→ **Extracted records**:
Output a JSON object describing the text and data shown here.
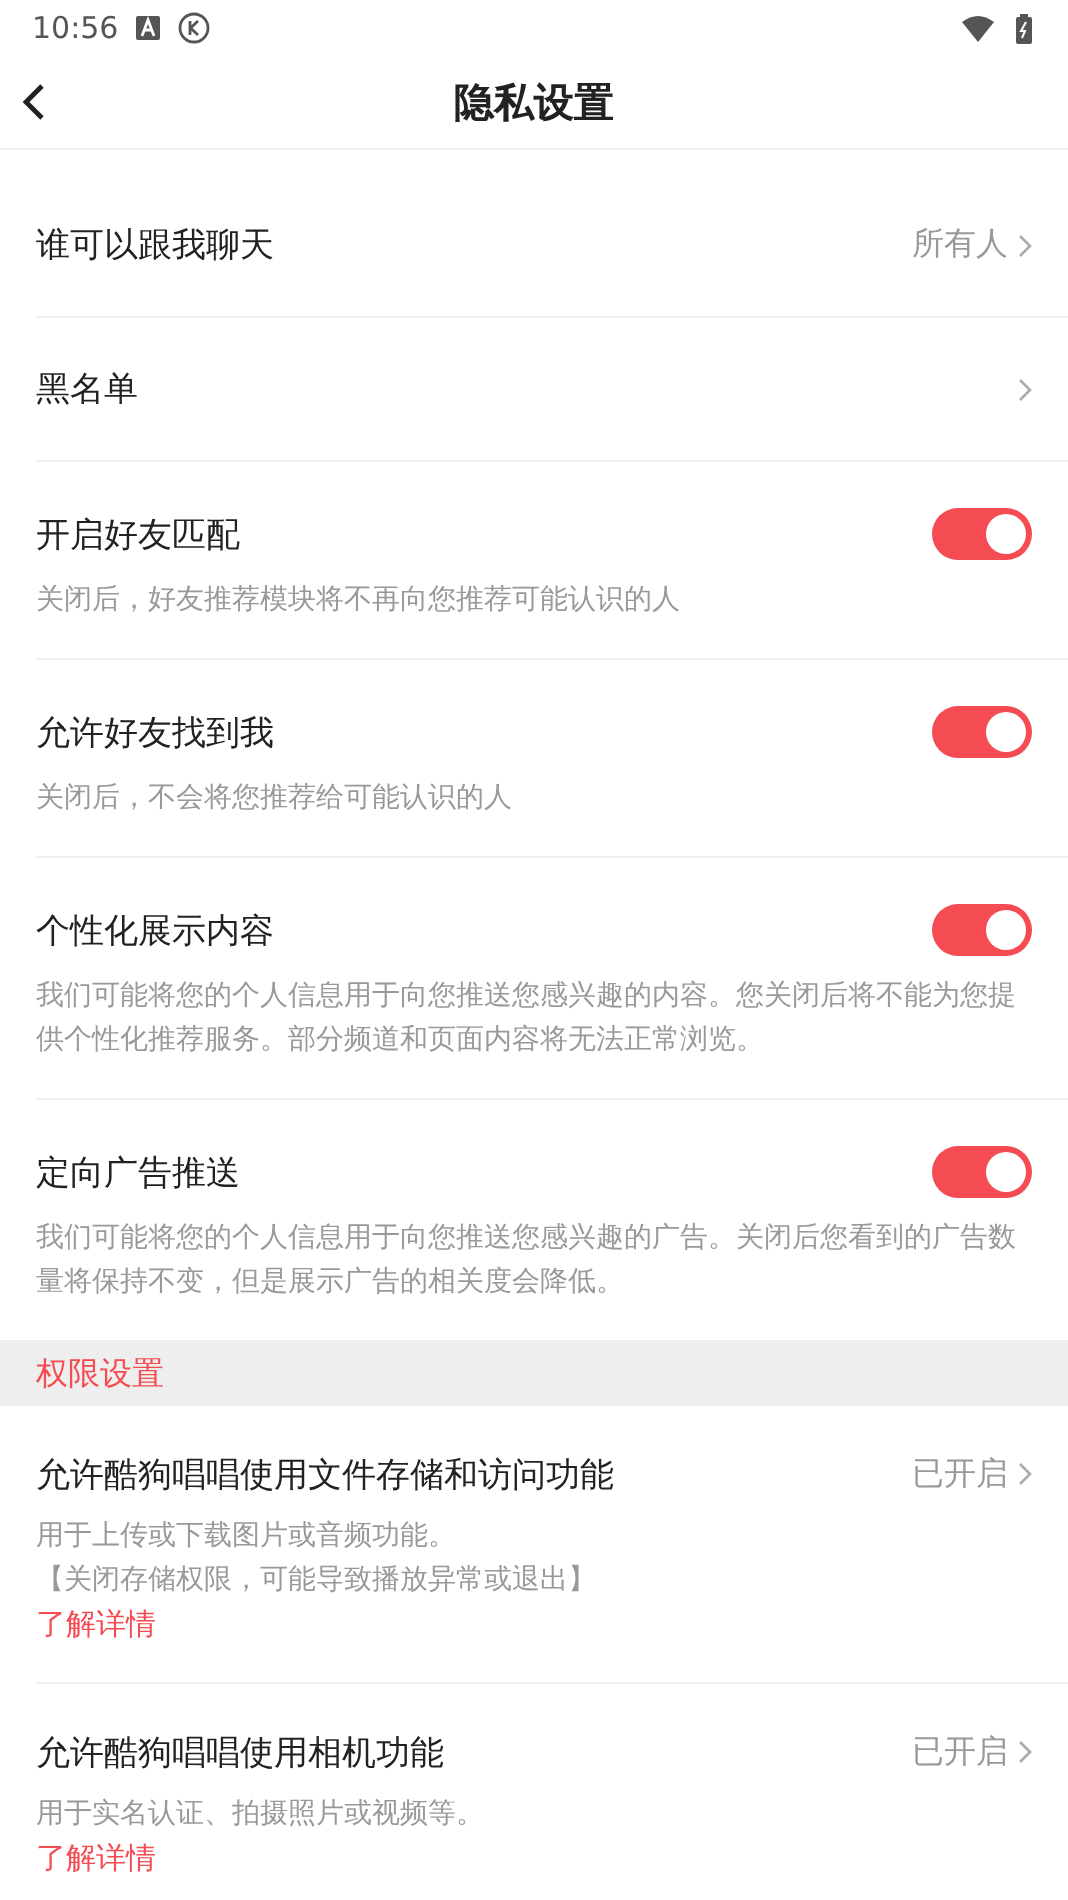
{
  "status_bar": {
    "time": "10:56"
  },
  "header": {
    "title": "隐私设置"
  },
  "items": [
    {
      "kind": "link",
      "title": "谁可以跟我聊天",
      "value": "所有人"
    },
    {
      "kind": "link",
      "title": "黑名单"
    },
    {
      "kind": "toggle",
      "title": "开启好友匹配",
      "on": true,
      "description": "关闭后，好友推荐模块将不再向您推荐可能认识的人"
    },
    {
      "kind": "toggle",
      "title": "允许好友找到我",
      "on": true,
      "description": "关闭后，不会将您推荐给可能认识的人"
    },
    {
      "kind": "toggle",
      "title": "个性化展示内容",
      "on": true,
      "description": "我们可能将您的个人信息用于向您推送您感兴趣的内容。您关闭后将不能为您提供个性化推荐服务。部分频道和页面内容将无法正常浏览。"
    },
    {
      "kind": "toggle",
      "title": "定向广告推送",
      "on": true,
      "description": "我们可能将您的个人信息用于向您推送您感兴趣的广告。关闭后您看到的广告数量将保持不变，但是展示广告的相关度会降低。"
    },
    {
      "kind": "section",
      "title": "权限设置"
    },
    {
      "kind": "permission",
      "title": "允许酷狗唱唱使用文件存储和访问功能",
      "value": "已开启",
      "description": "用于上传或下载图片或音频功能。",
      "note": "【关闭存储权限，可能导致播放异常或退出】",
      "link": "了解详情"
    },
    {
      "kind": "permission",
      "title": "允许酷狗唱唱使用相机功能",
      "value": "已开启",
      "description": "用于实名认证、拍摄照片或视频等。",
      "link": "了解详情"
    }
  ]
}
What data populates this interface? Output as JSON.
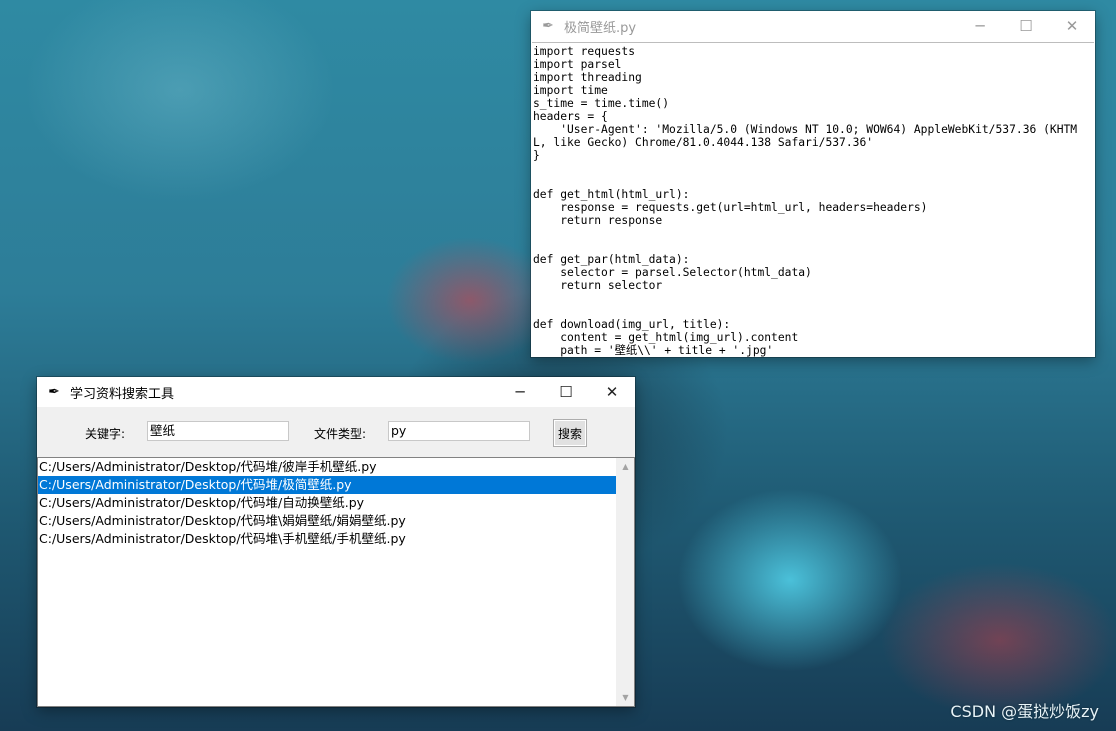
{
  "editor_window": {
    "title": "极简壁纸.py",
    "icon": "feather-icon",
    "code_lines": [
      "import requests",
      "import parsel",
      "import threading",
      "import time",
      "s_time = time.time()",
      "headers = {",
      "    'User-Agent': 'Mozilla/5.0 (Windows NT 10.0; WOW64) AppleWebKit/537.36 (KHTM",
      "L, like Gecko) Chrome/81.0.4044.138 Safari/537.36'",
      "}",
      "",
      "",
      "def get_html(html_url):",
      "    response = requests.get(url=html_url, headers=headers)",
      "    return response",
      "",
      "",
      "def get_par(html_data):",
      "    selector = parsel.Selector(html_data)",
      "    return selector",
      "",
      "",
      "def download(img_url, title):",
      "    content = get_html(img_url).content",
      "    path = '壁纸\\\\' + title + '.jpg'"
    ]
  },
  "tool_window": {
    "title": "学习资料搜索工具",
    "icon": "feather-icon",
    "keyword_label": "关键字:",
    "keyword_value": "壁纸",
    "filetype_label": "文件类型:",
    "filetype_value": "py",
    "search_button": "搜索",
    "results": [
      "C:/Users/Administrator/Desktop/代码堆/彼岸手机壁纸.py",
      "C:/Users/Administrator/Desktop/代码堆/极简壁纸.py",
      "C:/Users/Administrator/Desktop/代码堆/自动换壁纸.py",
      "C:/Users/Administrator/Desktop/代码堆\\娟娟壁纸/娟娟壁纸.py",
      "C:/Users/Administrator/Desktop/代码堆\\手机壁纸/手机壁纸.py"
    ],
    "selected_index": 1,
    "selection_color": "#0078d7"
  },
  "window_controls": {
    "minimize": "─",
    "maximize": "☐",
    "close": "✕"
  },
  "watermark": "CSDN @蛋挞炒饭zy"
}
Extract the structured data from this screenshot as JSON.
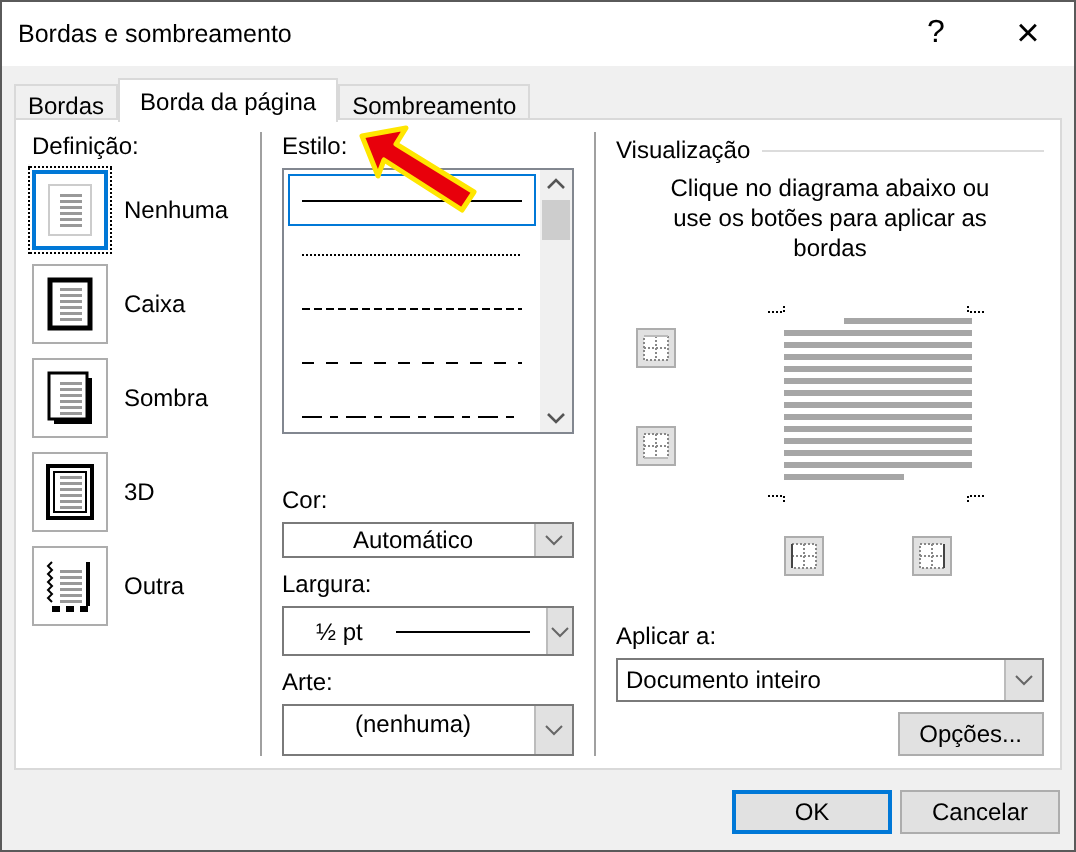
{
  "window": {
    "title": "Bordas e sombreamento",
    "help_button": "?",
    "close_button": "×"
  },
  "tabs": [
    {
      "label": "Bordas",
      "selected": false
    },
    {
      "label": "Borda da página",
      "selected": true
    },
    {
      "label": "Sombreamento",
      "selected": false
    }
  ],
  "setting": {
    "label": "Definição:",
    "options": [
      {
        "label": "Nenhuma",
        "kind": "none",
        "selected": true
      },
      {
        "label": "Caixa",
        "kind": "box",
        "selected": false
      },
      {
        "label": "Sombra",
        "kind": "shadow",
        "selected": false
      },
      {
        "label": "3D",
        "kind": "threed",
        "selected": false
      },
      {
        "label": "Outra",
        "kind": "custom",
        "selected": false
      }
    ]
  },
  "style": {
    "label": "Estilo:",
    "lines": [
      {
        "kind": "solid",
        "selected": true
      },
      {
        "kind": "dotted",
        "selected": false
      },
      {
        "kind": "dashed",
        "selected": false
      },
      {
        "kind": "dash",
        "selected": false
      },
      {
        "kind": "dashdot",
        "selected": false
      }
    ]
  },
  "color": {
    "label": "Cor:",
    "value": "Automático"
  },
  "width": {
    "label": "Largura:",
    "value": "½ pt"
  },
  "art": {
    "label": "Arte:",
    "value": "(nenhuma)"
  },
  "preview": {
    "label": "Visualização",
    "hint": "Clique no diagrama abaixo ou use os botões para aplicar as bordas",
    "edge_buttons": [
      {
        "kind": "top"
      },
      {
        "kind": "bottom"
      },
      {
        "kind": "left"
      },
      {
        "kind": "right"
      }
    ]
  },
  "apply_to": {
    "label": "Aplicar a:",
    "value": "Documento inteiro"
  },
  "options_button": "Opções...",
  "buttons": [
    {
      "label": "OK",
      "default": true
    },
    {
      "label": "Cancelar",
      "default": false
    }
  ]
}
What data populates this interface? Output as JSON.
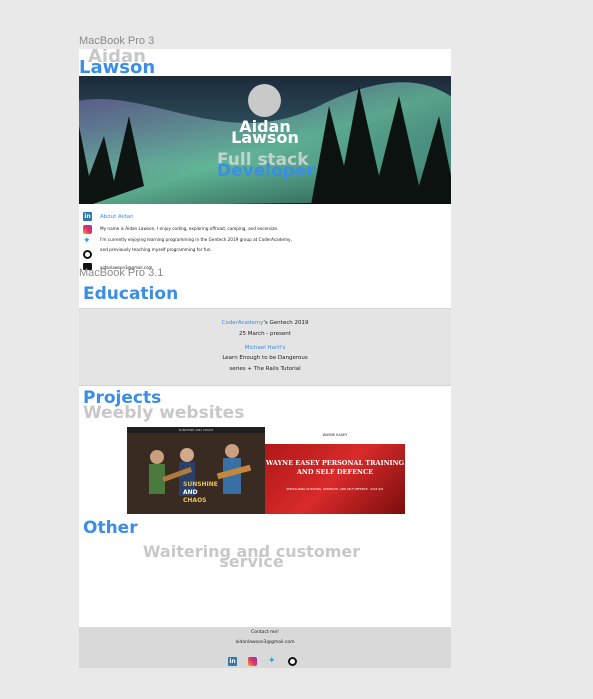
{
  "frames": {
    "frame1_label": "MacBook Pro 3",
    "frame2_label": "MacBook Pro 3.1"
  },
  "logo": {
    "first": "Aidan",
    "last": "Lawson"
  },
  "hero": {
    "name_first": "Aidan",
    "name_last": "Lawson",
    "role_line1": "Full stack",
    "role_line2": "Developer"
  },
  "about": {
    "title": "About Aidan",
    "lines": [
      "My name is Aidan Lawson, I enjoy coding, exploring offroad, camping, and excersize.",
      "I'm currently enjoying learning programming in the Gentech 2019 group at CoderAcademy,",
      "and previously teaching myself programming for fun."
    ],
    "email": "aidanlawson3@gmail.com"
  },
  "icons": [
    "linkedin-icon",
    "instagram-icon",
    "twitter-icon",
    "github-icon",
    "email-icon"
  ],
  "education": {
    "title": "Education",
    "org_link": "CoderAcademy",
    "org_rest": "'s Gentech 2019",
    "dates": "25 March - present",
    "author_link": "Michael Hartl's",
    "book_line1": "Learn Enough to be Dangerous",
    "book_line2": "series + The Rails Tutorial"
  },
  "projects": {
    "title": "Projects",
    "subtitle": "Weebly websites",
    "site1": {
      "nav": "SUNSHINE AND CHAOS",
      "word1": "SUNSHINE",
      "word2": "AND",
      "word3": "CHAOS"
    },
    "site2": {
      "header": "WAYNE EASEY",
      "title": "WAYNE EASEY PERSONAL TRAINING AND SELF DEFENCE",
      "subtitle": "SPECIALISING IN BOXING, STRENGTH, AND SELF DEFENCE · 0424 991"
    }
  },
  "other": {
    "title": "Other",
    "subtitle": "Waitering and customer service"
  },
  "footer": {
    "contact": "Contact me!",
    "email": "aidanlawson3@gmail.com"
  }
}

→ **Exercise instructions**:
Reproduce every record word for word. The copy must contain no pictures.

→ **Final result**:
Output a JSON object describing the text and data shown here.
{
  "status_bar": {
    "time": "10:56"
  },
  "header": {
    "title": "隐私设置"
  },
  "items": [
    {
      "kind": "link",
      "title": "谁可以跟我聊天",
      "value": "所有人"
    },
    {
      "kind": "link",
      "title": "黑名单"
    },
    {
      "kind": "toggle",
      "title": "开启好友匹配",
      "on": true,
      "description": "关闭后，好友推荐模块将不再向您推荐可能认识的人"
    },
    {
      "kind": "toggle",
      "title": "允许好友找到我",
      "on": true,
      "description": "关闭后，不会将您推荐给可能认识的人"
    },
    {
      "kind": "toggle",
      "title": "个性化展示内容",
      "on": true,
      "description": "我们可能将您的个人信息用于向您推送您感兴趣的内容。您关闭后将不能为您提供个性化推荐服务。部分频道和页面内容将无法正常浏览。"
    },
    {
      "kind": "toggle",
      "title": "定向广告推送",
      "on": true,
      "description": "我们可能将您的个人信息用于向您推送您感兴趣的广告。关闭后您看到的广告数量将保持不变，但是展示广告的相关度会降低。"
    },
    {
      "kind": "section",
      "title": "权限设置"
    },
    {
      "kind": "permission",
      "title": "允许酷狗唱唱使用文件存储和访问功能",
      "value": "已开启",
      "description": "用于上传或下载图片或音频功能。",
      "note": "【关闭存储权限，可能导致播放异常或退出】",
      "link": "了解详情"
    },
    {
      "kind": "permission",
      "title": "允许酷狗唱唱使用相机功能",
      "value": "已开启",
      "description": "用于实名认证、拍摄照片或视频等。",
      "link": "了解详情"
    }
  ]
}
What data populates this interface? Output as JSON.
{
  "editor_window": {
    "title": "极简壁纸.py",
    "icon": "feather-icon",
    "code_lines": [
      "import requests",
      "import parsel",
      "import threading",
      "import time",
      "s_time = time.time()",
      "headers = {",
      "    'User-Agent': 'Mozilla/5.0 (Windows NT 10.0; WOW64) AppleWebKit/537.36 (KHTM",
      "L, like Gecko) Chrome/81.0.4044.138 Safari/537.36'",
      "}",
      "",
      "",
      "def get_html(html_url):",
      "    response = requests.get(url=html_url, headers=headers)",
      "    return response",
      "",
      "",
      "def get_par(html_data):",
      "    selector = parsel.Selector(html_data)",
      "    return selector",
      "",
      "",
      "def download(img_url, title):",
      "    content = get_html(img_url).content",
      "    path = '壁纸\\\\' + title + '.jpg'"
    ]
  },
  "tool_window": {
    "title": "学习资料搜索工具",
    "icon": "feather-icon",
    "keyword_label": "关键字:",
    "keyword_value": "壁纸",
    "filetype_label": "文件类型:",
    "filetype_value": "py",
    "search_button": "搜索",
    "results": [
      "C:/Users/Administrator/Desktop/代码堆/彼岸手机壁纸.py",
      "C:/Users/Administrator/Desktop/代码堆/极简壁纸.py",
      "C:/Users/Administrator/Desktop/代码堆/自动换壁纸.py",
      "C:/Users/Administrator/Desktop/代码堆\\娟娟壁纸/娟娟壁纸.py",
      "C:/Users/Administrator/Desktop/代码堆\\手机壁纸/手机壁纸.py"
    ],
    "selected_index": 1,
    "selection_color": "#0078d7"
  },
  "window_controls": {
    "minimize": "─",
    "maximize": "☐",
    "close": "✕"
  },
  "watermark": "CSDN @蛋挞炒饭zy"
}
Extract the structured data from this screenshot as JSON.
{
  "window": {
    "title": "Bordas e sombreamento",
    "help_button": "?",
    "close_button": "×"
  },
  "tabs": [
    {
      "label": "Bordas",
      "selected": false
    },
    {
      "label": "Borda da página",
      "selected": true
    },
    {
      "label": "Sombreamento",
      "selected": false
    }
  ],
  "setting": {
    "label": "Definição:",
    "options": [
      {
        "label": "Nenhuma",
        "kind": "none",
        "selected": true
      },
      {
        "label": "Caixa",
        "kind": "box",
        "selected": false
      },
      {
        "label": "Sombra",
        "kind": "shadow",
        "selected": false
      },
      {
        "label": "3D",
        "kind": "threed",
        "selected": false
      },
      {
        "label": "Outra",
        "kind": "custom",
        "selected": false
      }
    ]
  },
  "style": {
    "label": "Estilo:",
    "lines": [
      {
        "kind": "solid",
        "selected": true
      },
      {
        "kind": "dotted",
        "selected": false
      },
      {
        "kind": "dashed",
        "selected": false
      },
      {
        "kind": "dash",
        "selected": false
      },
      {
        "kind": "dashdot",
        "selected": false
      }
    ]
  },
  "color": {
    "label": "Cor:",
    "value": "Automático"
  },
  "width": {
    "label": "Largura:",
    "value": "½ pt"
  },
  "art": {
    "label": "Arte:",
    "value": "(nenhuma)"
  },
  "preview": {
    "label": "Visualização",
    "hint": "Clique no diagrama abaixo ou use os botões para aplicar as bordas",
    "edge_buttons": [
      {
        "kind": "top"
      },
      {
        "kind": "bottom"
      },
      {
        "kind": "left"
      },
      {
        "kind": "right"
      }
    ]
  },
  "apply_to": {
    "label": "Aplicar a:",
    "value": "Documento inteiro"
  },
  "options_button": "Opções...",
  "buttons": [
    {
      "label": "OK",
      "default": true
    },
    {
      "label": "Cancelar",
      "default": false
    }
  ]
}
What data populates this interface? Output as JSON.
{
  "frames": {
    "frame1_label": "MacBook Pro 3",
    "frame2_label": "MacBook Pro 3.1"
  },
  "logo": {
    "first": "Aidan",
    "last": "Lawson"
  },
  "hero": {
    "name_first": "Aidan",
    "name_last": "Lawson",
    "role_line1": "Full stack",
    "role_line2": "Developer"
  },
  "about": {
    "title": "About Aidan",
    "lines": [
      "My name is Aidan Lawson, I enjoy coding, exploring offroad, camping, and excersize.",
      "I'm currently enjoying learning programming in the Gentech 2019 group at CoderAcademy,",
      "and previously teaching myself programming for fun."
    ],
    "email": "aidanlawson3@gmail.com"
  },
  "icons": [
    "linkedin-icon",
    "instagram-icon",
    "twitter-icon",
    "github-icon",
    "email-icon"
  ],
  "education": {
    "title": "Education",
    "org_link": "CoderAcademy",
    "org_rest": "'s Gentech 2019",
    "dates": "25 March - present",
    "author_link": "Michael Hartl's",
    "book_line1": "Learn Enough to be Dangerous",
    "book_line2": "series + The Rails Tutorial"
  },
  "projects": {
    "title": "Projects",
    "subtitle": "Weebly websites",
    "site1": {
      "nav": "SUNSHINE AND CHAOS",
      "word1": "SUNSHINE",
      "word2": "AND",
      "word3": "CHAOS"
    },
    "site2": {
      "header": "WAYNE EASEY",
      "title": "WAYNE EASEY PERSONAL TRAINING AND SELF DEFENCE",
      "subtitle": "SPECIALISING IN BOXING, STRENGTH, AND SELF DEFENCE · 0424 991"
    }
  },
  "other": {
    "title": "Other",
    "subtitle": "Waitering and customer service"
  },
  "footer": {
    "contact": "Contact me!",
    "email": "aidanlawson3@gmail.com"
  }
}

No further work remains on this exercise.